**What the exercise asks:**
Reproduce all the entries precisely.

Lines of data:
■ ■ ■ ■ ■

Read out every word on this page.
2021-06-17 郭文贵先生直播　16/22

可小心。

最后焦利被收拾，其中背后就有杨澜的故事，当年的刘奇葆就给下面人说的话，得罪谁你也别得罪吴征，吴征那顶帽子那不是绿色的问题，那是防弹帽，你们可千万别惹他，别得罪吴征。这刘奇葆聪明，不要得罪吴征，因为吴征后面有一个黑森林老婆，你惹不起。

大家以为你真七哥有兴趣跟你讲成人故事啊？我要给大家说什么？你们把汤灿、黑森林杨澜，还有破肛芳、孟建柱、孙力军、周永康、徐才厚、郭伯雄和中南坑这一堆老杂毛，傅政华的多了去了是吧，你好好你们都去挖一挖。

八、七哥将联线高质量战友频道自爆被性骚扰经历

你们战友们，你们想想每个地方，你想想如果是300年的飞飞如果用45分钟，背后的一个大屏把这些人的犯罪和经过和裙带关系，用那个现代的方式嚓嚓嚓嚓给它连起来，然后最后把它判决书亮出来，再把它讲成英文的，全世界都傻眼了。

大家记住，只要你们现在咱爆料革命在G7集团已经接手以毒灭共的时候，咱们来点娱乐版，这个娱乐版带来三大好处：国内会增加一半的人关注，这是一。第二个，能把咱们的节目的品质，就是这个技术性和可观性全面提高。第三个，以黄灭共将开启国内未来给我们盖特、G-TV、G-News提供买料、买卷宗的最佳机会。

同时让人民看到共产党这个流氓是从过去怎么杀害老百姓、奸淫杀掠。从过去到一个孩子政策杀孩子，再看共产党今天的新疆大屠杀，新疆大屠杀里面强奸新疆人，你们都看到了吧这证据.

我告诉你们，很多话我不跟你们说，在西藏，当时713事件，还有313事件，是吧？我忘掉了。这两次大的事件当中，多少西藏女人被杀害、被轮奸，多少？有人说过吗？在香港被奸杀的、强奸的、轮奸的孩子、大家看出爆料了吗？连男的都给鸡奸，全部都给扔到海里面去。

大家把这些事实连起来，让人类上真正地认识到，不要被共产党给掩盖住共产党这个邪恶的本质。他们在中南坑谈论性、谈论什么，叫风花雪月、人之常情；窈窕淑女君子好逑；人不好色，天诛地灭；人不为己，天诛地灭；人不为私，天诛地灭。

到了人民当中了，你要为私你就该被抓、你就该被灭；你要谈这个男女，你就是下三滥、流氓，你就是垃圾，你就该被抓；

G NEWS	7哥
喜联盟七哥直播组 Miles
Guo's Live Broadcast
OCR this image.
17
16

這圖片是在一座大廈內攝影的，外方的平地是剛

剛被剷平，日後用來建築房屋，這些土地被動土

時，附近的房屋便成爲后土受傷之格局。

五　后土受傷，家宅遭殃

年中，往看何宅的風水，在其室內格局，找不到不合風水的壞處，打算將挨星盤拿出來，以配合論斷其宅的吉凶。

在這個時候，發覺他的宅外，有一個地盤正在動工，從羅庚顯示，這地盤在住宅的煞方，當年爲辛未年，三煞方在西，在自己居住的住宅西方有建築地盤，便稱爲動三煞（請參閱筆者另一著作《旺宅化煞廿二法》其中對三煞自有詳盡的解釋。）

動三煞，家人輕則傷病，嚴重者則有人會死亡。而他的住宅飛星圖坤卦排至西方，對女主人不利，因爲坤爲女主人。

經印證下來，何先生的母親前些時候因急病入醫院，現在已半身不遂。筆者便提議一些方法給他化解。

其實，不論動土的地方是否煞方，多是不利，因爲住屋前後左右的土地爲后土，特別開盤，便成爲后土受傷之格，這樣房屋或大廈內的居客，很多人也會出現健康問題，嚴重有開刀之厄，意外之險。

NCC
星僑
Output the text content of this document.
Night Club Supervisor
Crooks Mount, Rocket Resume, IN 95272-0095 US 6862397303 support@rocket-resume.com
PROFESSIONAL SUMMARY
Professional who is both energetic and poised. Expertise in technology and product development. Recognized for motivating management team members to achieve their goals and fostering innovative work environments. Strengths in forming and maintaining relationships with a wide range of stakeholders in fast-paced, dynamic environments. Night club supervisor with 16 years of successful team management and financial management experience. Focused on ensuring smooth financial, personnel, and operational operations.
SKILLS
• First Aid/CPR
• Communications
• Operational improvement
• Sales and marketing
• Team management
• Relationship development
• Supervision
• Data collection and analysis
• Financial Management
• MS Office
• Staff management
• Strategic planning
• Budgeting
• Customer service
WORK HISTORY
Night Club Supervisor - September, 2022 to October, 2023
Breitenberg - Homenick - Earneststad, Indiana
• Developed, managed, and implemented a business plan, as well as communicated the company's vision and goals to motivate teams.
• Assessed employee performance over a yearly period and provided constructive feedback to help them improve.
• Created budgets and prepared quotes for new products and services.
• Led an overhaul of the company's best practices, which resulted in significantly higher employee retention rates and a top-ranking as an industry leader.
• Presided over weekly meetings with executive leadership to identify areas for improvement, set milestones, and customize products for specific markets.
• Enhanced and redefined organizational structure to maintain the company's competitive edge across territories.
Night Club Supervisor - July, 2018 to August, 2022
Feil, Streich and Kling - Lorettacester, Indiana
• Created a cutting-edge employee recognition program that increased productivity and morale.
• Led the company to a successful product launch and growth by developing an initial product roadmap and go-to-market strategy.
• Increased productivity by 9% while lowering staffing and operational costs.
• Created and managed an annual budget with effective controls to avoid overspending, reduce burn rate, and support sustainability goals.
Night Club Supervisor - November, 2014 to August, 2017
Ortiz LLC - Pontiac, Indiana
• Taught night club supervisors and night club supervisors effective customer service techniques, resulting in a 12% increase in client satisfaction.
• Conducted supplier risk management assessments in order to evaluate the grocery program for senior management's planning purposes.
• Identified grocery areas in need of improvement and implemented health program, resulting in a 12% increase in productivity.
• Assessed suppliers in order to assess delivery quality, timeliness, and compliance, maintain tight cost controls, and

■ ■ ■ ■ ■

**Response:**
Read out every word on this page.
2021-06-17 郭文贵先生直播　16/22

可小心。

最后焦利被收拾，其中背后就有杨澜的故事，当年的刘奇葆就给下面人说的话，得罪谁你也别得罪吴征，吴征那顶帽子那不是绿色的问题，那是防弹帽，你们可千万别惹他，别得罪吴征。这刘奇葆聪明，不要得罪吴征，因为吴征后面有一个黑森林老婆，你惹不起。

大家以为你真七哥有兴趣跟你讲成人故事啊？我要给大家说什么？你们把汤灿、黑森林杨澜，还有破肛芳、孟建柱、孙力军、周永康、徐才厚、郭伯雄和中南坑这一堆老杂毛，傅政华的多了去了是吧，你好好你们都去挖一挖。

八、七哥将联线高质量战友频道自爆被性骚扰经历

你们战友们，你们想想每个地方，你想想如果是300年的飞飞如果用45分钟，背后的一个大屏把这些人的犯罪和经过和裙带关系，用那个现代的方式嚓嚓嚓嚓给它连起来，然后最后把它判决书亮出来，再把它讲成英文的，全世界都傻眼了。

大家记住，只要你们现在咱爆料革命在G7集团已经接手以毒灭共的时候，咱们来点娱乐版，这个娱乐版带来三大好处：国内会增加一半的人关注，这是一。第二个，能把咱们的节目的品质，就是这个技术性和可观性全面提高。第三个，以黄灭共将开启国内未来给我们盖特、G-TV、G-News提供买料、买卷宗的最佳机会。

同时让人民看到共产党这个流氓是从过去怎么杀害老百姓、奸淫杀掠。从过去到一个孩子政策杀孩子，再看共产党今天的新疆大屠杀，新疆大屠杀里面强奸新疆人，你们都看到了吧这证据.

我告诉你们，很多话我不跟你们说，在西藏，当时713事件，还有313事件，是吧？我忘掉了。这两次大的事件当中，多少西藏女人被杀害、被轮奸，多少？有人说过吗？在香港被奸杀的、强奸的、轮奸的孩子、大家看出爆料了吗？连男的都给鸡奸，全部都给扔到海里面去。

大家把这些事实连起来，让人类上真正地认识到，不要被共产党给掩盖住共产党这个邪恶的本质。他们在中南坑谈论性、谈论什么，叫风花雪月、人之常情；窈窕淑女君子好逑；人不好色，天诛地灭；人不为己，天诛地灭；人不为私，天诛地灭。

到了人民当中了，你要为私你就该被抓、你就该被灭；你要谈这个男女，你就是下三滥、流氓，你就是垃圾，你就该被抓；

G NEWS	7哥
喜联盟七哥直播组 Miles
Guo's Live Broadcast
OCR this image.
17
16

這圖片是在一座大廈內攝影的，外方的平地是剛

剛被剷平，日後用來建築房屋，這些土地被動土

時，附近的房屋便成爲后土受傷之格局。

五　后土受傷，家宅遭殃

年中，往看何宅的風水，在其室內格局，找不到不合風水的壞處，打算將挨星盤拿出來，以配合論斷其宅的吉凶。

在這個時候，發覺他的宅外，有一個地盤正在動工，從羅庚顯示，這地盤在住宅的煞方，當年爲辛未年，三煞方在西，在自己居住的住宅西方有建築地盤，便稱爲動三煞（請參閱筆者另一著作《旺宅化煞廿二法》其中對三煞自有詳盡的解釋。）

動三煞，家人輕則傷病，嚴重者則有人會死亡。而他的住宅飛星圖坤卦排至西方，對女主人不利，因爲坤爲女主人。

經印證下來，何先生的母親前些時候因急病入醫院，現在已半身不遂。筆者便提議一些方法給他化解。

其實，不論動土的地方是否煞方，多是不利，因爲住屋前後左右的土地爲后土，特別開盤，便成爲后土受傷之格，這樣房屋或大廈內的居客，很多人也會出現健康問題，嚴重有開刀之厄，意外之險。

NCC
星僑
Output the text content of this document.
Night Club Supervisor
Crooks Mount, Rocket Resume, IN 95272-0095 US 6862397303 support@rocket-resume.com
PROFESSIONAL SUMMARY
Professional who is both energetic and poised. Expertise in technology and product development. Recognized for motivating management team members to achieve their goals and fostering innovative work environments. Strengths in forming and maintaining relationships with a wide range of stakeholders in fast-paced, dynamic environments. Night club supervisor with 16 years of successful team management and financial management experience. Focused on ensuring smooth financial, personnel, and operational operations.
SKILLS
• First Aid/CPR
• Communications
• Operational improvement
• Sales and marketing
• Team management
• Relationship development
• Supervision
• Data collection and analysis
• Financial Management
• MS Office
• Staff management
• Strategic planning
• Budgeting
• Customer service
WORK HISTORY
Night Club Supervisor - September, 2022 to October, 2023
Breitenberg - Homenick - Earneststad, Indiana
• Developed, managed, and implemented a business plan, as well as communicated the company's vision and goals to motivate teams.
• Assessed employee performance over a yearly period and provided constructive feedback to help them improve.
• Created budgets and prepared quotes for new products and services.
• Led an overhaul of the company's best practices, which resulted in significantly higher employee retention rates and a top-ranking as an industry leader.
• Presided over weekly meetings with executive leadership to identify areas for improvement, set milestones, and customize products for specific markets.
• Enhanced and redefined organizational structure to maintain the company's competitive edge across territories.
Night Club Supervisor - July, 2018 to August, 2022
Feil, Streich and Kling - Lorettacester, Indiana
• Created a cutting-edge employee recognition program that increased productivity and morale.
• Led the company to a successful product launch and growth by developing an initial product roadmap and go-to-market strategy.
• Increased productivity by 9% while lowering staffing and operational costs.
• Created and managed an annual budget with effective controls to avoid overspending, reduce burn rate, and support sustainability goals.
Night Club Supervisor - November, 2014 to August, 2017
Ortiz LLC - Pontiac, Indiana
• Taught night club supervisors and night club supervisors effective customer service techniques, resulting in a 12% increase in client satisfaction.
• Conducted supplier risk management assessments in order to evaluate the grocery program for senior management's planning purposes.
• Identified grocery areas in need of improvement and implemented health program, resulting in a 12% increase in productivity.
• Assessed suppliers in order to assess delivery quality, timeliness, and compliance, maintain tight cost controls, and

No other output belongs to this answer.